• redis-3.0.1 sentinel 主从高可用 详细配置


    最近项目上线部署,要求redis作高可用,由于redis cluster还不是特别成熟,就选择了redis sentinel做高可用。redis本身有replication,实现主从备份。结合sentinel可以做主、从自动切换。
    生产环境中,一般要求有3个redis节点。但本文为了试验方便,只用了两个节点,一主一从。

    部署规划
    172.16.203.10 主节点
    172.16.203.4 从节点
    redis版本为3.0.1

    主节点
    redis采用源码编译的方式安装,非常简单,解压出来,进入解压目录,执行make就可以了,这里就不再详细介绍了。
    下面来看redis.conf需要做的修改。

    daemonize yes #让redis后台运行
    pidfile /apps/run/redis/redis.pid #指定redis的pid文件存放位置
    port 6379 #redis使用端口
    logfile "/apps/logs/redis/redis.log" #log文件的位置。如果为空,则默认打印到/dev/null
    requirepass 123456 #redis的密码,如果不需要密码验证,则可以不做修改
    masterauth 123456 #如果上面设置了redis的密码,则这里必须设置,而且要和他一样。当该节点作为从节点连接主节点时,要用到这个密码和主节点做校验。
    启动redis:
    src/redis-server redis.conf
    查看当前主从状态:
    src/redis-cli -h 172.16.203.10 -a 123456 info Replication

    # Replication
    role:master
    connected_slaves:0
    master_repl_offset:544693
    repl_backlog_active:1
    repl_backlog_size:1048576
    repl_backlog_first_byte_offset:2
    repl_backlog_histlen:544692
    可以看到,172.16.203.10为master,当前没有slave。

- [练习说明]: 请将上面原文中从“生产环境中,一般要求有3个r”到“下面来看redis.conf需要做的修改。”的这一段逐字照录下来。

- [数据部分]:
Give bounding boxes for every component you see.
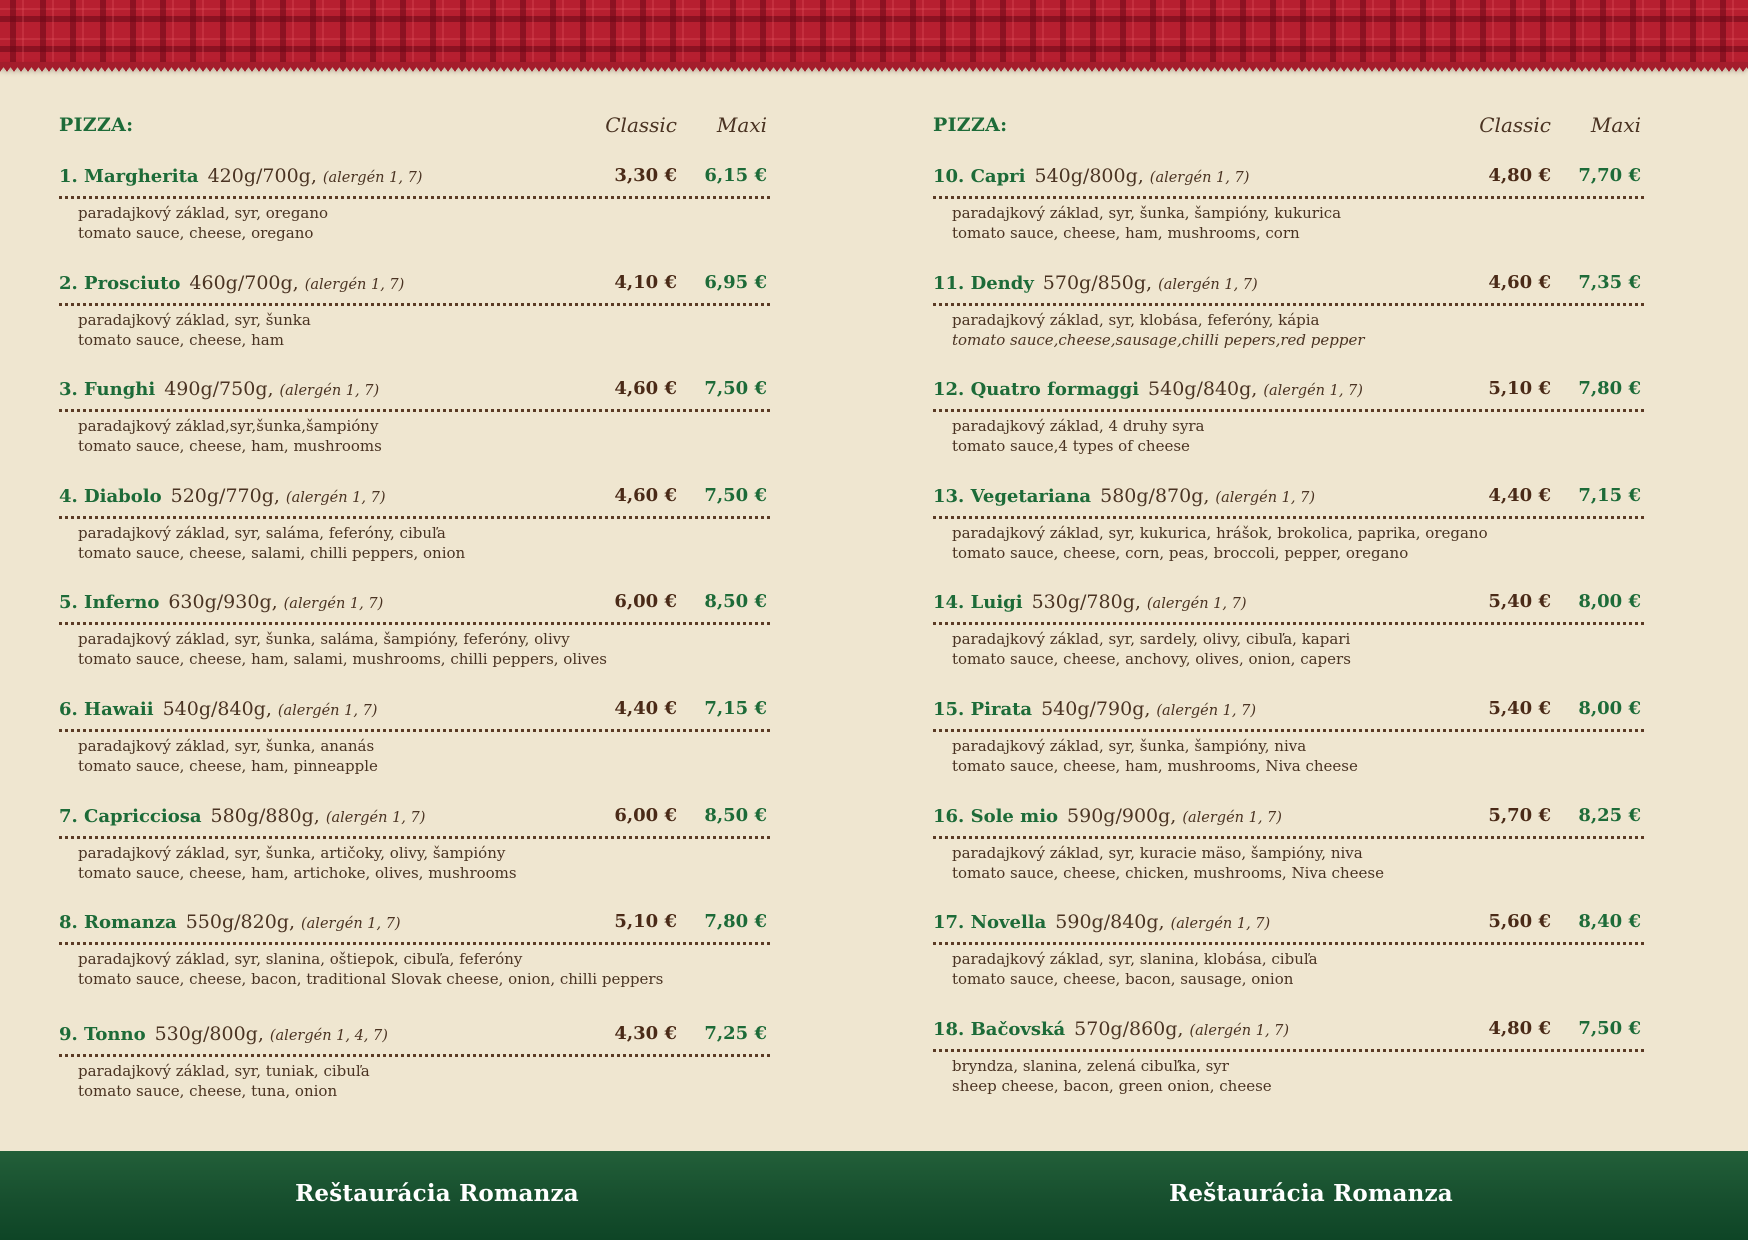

- [完成结果]:
生产环境中,一般要求有3个redis节点。但本文为了试验方便,只用了两个节点,一主一从。

    部署规划
    172.16.203.10 主节点
    172.16.203.4 从节点
    redis版本为3.0.1

    主节点
    redis采用源码编译的方式安装,非常简单,解压出来,进入解压目录,执行make就可以了,这里就不再详细介绍了。
    下面来看redis.conf需要做的修改。